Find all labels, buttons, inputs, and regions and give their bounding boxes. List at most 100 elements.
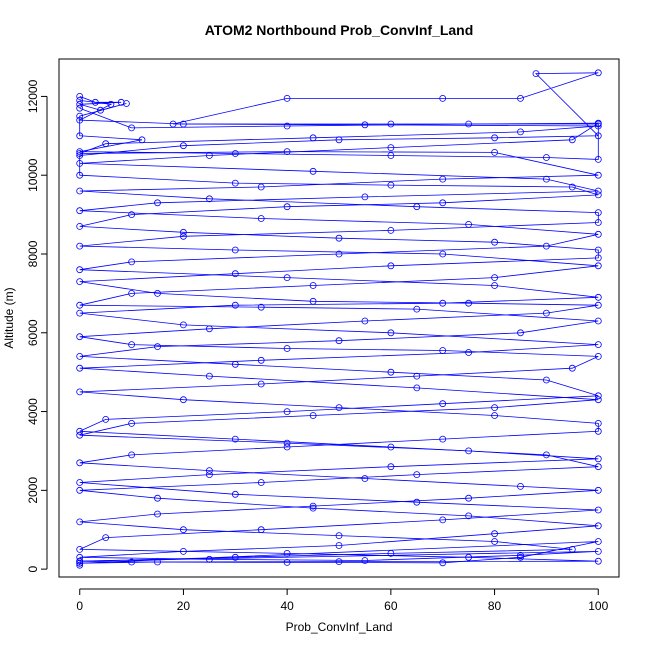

• • • • •

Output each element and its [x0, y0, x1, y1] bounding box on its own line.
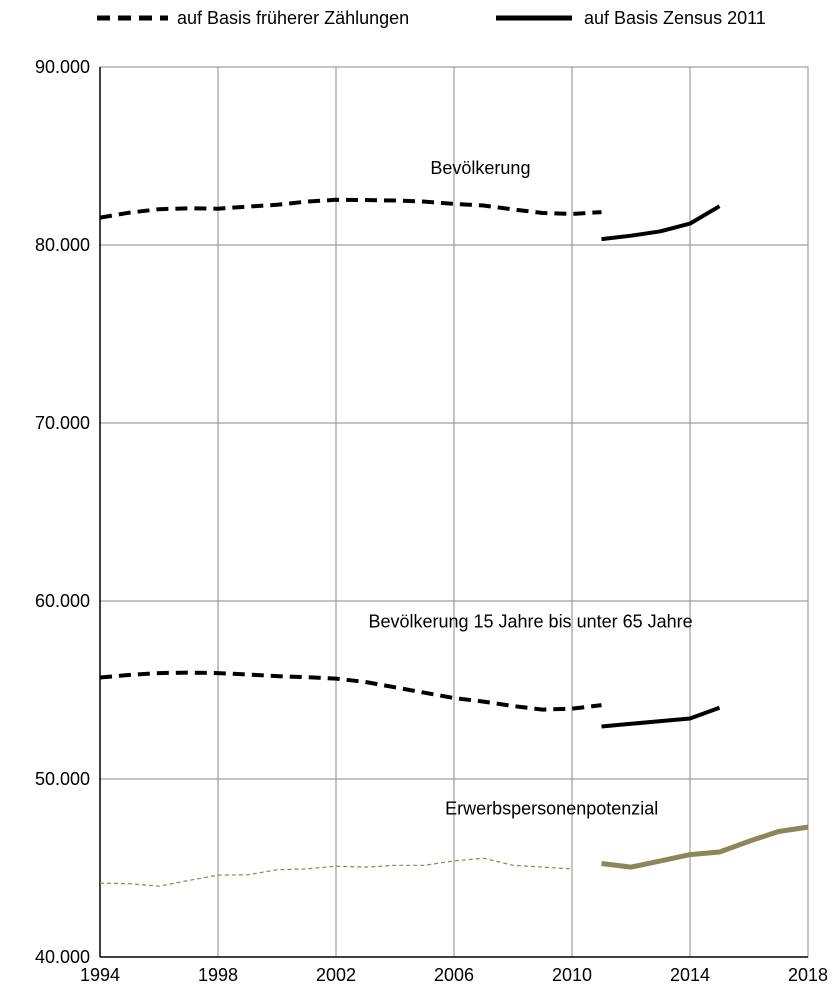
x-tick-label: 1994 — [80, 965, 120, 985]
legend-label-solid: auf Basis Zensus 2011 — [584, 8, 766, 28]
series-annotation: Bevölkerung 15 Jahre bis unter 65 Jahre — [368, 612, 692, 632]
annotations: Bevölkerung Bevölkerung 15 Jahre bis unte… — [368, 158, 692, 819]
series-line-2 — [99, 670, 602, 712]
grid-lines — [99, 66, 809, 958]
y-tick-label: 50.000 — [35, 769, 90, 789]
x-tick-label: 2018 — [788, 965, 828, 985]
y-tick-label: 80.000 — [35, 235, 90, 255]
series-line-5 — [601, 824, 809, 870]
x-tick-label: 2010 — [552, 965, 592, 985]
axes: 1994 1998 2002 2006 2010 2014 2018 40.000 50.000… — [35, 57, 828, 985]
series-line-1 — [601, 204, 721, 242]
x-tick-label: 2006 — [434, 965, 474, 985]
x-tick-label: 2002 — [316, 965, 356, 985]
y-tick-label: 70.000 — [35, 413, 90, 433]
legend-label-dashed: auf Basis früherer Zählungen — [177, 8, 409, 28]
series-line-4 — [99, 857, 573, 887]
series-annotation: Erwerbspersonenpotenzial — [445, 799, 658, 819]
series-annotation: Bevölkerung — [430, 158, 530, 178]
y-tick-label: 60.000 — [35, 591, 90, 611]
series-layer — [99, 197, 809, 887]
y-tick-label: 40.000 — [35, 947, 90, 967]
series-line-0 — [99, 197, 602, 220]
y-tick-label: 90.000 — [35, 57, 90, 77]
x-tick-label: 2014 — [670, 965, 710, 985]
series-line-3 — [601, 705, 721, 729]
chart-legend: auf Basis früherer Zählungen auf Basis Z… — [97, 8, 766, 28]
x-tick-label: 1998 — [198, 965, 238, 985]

• • • • •

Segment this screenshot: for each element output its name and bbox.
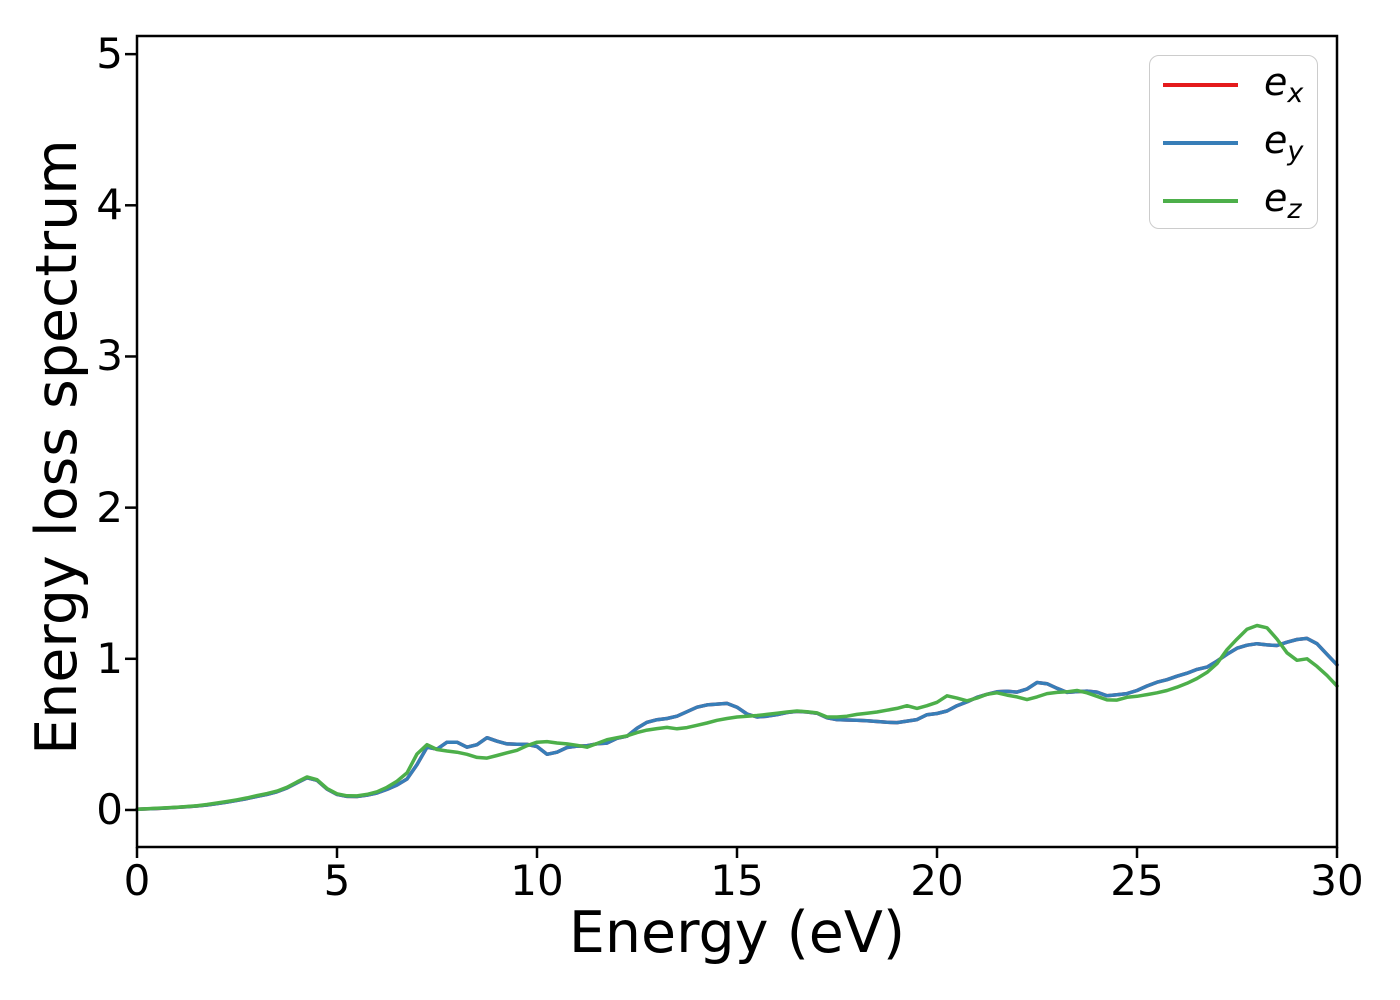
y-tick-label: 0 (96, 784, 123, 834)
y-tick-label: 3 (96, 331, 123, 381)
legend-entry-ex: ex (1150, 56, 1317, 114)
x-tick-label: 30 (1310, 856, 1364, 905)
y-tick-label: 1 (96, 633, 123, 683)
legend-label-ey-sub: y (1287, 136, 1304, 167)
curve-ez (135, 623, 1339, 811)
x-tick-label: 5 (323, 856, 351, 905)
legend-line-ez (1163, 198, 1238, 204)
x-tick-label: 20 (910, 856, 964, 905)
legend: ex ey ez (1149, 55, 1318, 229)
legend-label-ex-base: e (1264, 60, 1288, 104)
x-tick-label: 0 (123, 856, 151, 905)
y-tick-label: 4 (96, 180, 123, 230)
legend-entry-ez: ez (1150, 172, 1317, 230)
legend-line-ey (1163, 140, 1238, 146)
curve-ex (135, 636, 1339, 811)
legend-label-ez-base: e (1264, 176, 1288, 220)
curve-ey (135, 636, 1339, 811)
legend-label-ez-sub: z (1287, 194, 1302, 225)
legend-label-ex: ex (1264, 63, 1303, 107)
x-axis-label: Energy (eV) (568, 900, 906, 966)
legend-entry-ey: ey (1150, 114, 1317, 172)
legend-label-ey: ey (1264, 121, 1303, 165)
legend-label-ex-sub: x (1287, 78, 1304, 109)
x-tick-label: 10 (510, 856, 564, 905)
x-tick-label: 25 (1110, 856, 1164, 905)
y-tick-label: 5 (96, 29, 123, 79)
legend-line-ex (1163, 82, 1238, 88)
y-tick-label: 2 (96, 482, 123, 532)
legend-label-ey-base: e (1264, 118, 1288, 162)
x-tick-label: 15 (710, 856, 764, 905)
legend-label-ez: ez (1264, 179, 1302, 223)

• • • • •

Given request =
Gather every line in the rows above that contains the string "entry".

Correct answer =
legend-entry-ex: ex (1150, 56, 1317, 114)
legend-entry-ez: ez (1150, 172, 1317, 230)
legend-entry-ey: ey (1150, 114, 1317, 172)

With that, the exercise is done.